[Data records]
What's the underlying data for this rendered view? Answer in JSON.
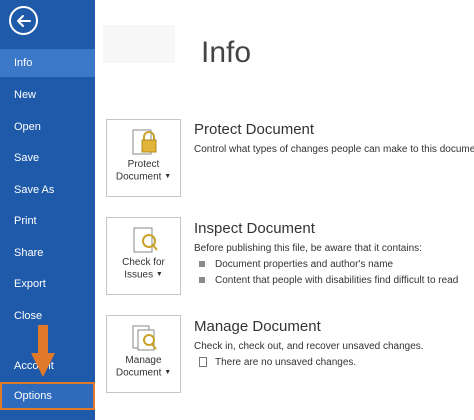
{
  "sidebar": {
    "back_label": "Back",
    "items": [
      {
        "label": "Info",
        "active": true
      },
      {
        "label": "New"
      },
      {
        "label": "Open"
      },
      {
        "label": "Save"
      },
      {
        "label": "Save As"
      },
      {
        "label": "Print"
      },
      {
        "label": "Share"
      },
      {
        "label": "Export"
      },
      {
        "label": "Close"
      },
      {
        "label": "Account"
      },
      {
        "label": "Options"
      }
    ]
  },
  "page": {
    "title": "Info"
  },
  "protect": {
    "tile_line1": "Protect",
    "tile_line2": "Document",
    "title": "Protect Document",
    "desc": "Control what types of changes people can make to this document."
  },
  "inspect": {
    "tile_line1": "Check for",
    "tile_line2": "Issues",
    "title": "Inspect Document",
    "desc": "Before publishing this file, be aware that it contains:",
    "bullets": [
      "Document properties and author's name",
      "Content that people with disabilities find difficult to read"
    ]
  },
  "manage": {
    "tile_line1": "Manage",
    "tile_line2": "Document",
    "title": "Manage Document",
    "desc": "Check in, check out, and recover unsaved changes.",
    "note": "There are no unsaved changes."
  },
  "colors": {
    "sidebar": "#1e5aa9",
    "highlight": "#e07a2a"
  }
}
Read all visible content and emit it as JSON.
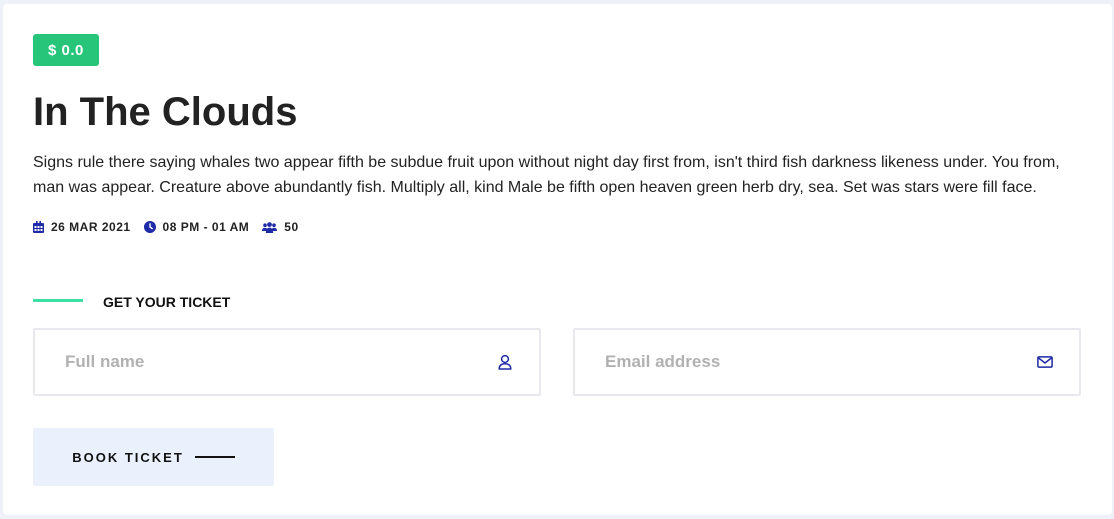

> _Task goal_:
Look above for lines with the word "people" and copy them all.

> _Solution for this exercise_:
    "desc": "Control what types of changes people can make to this document."
      "Content that people with disabilities find difficult to read"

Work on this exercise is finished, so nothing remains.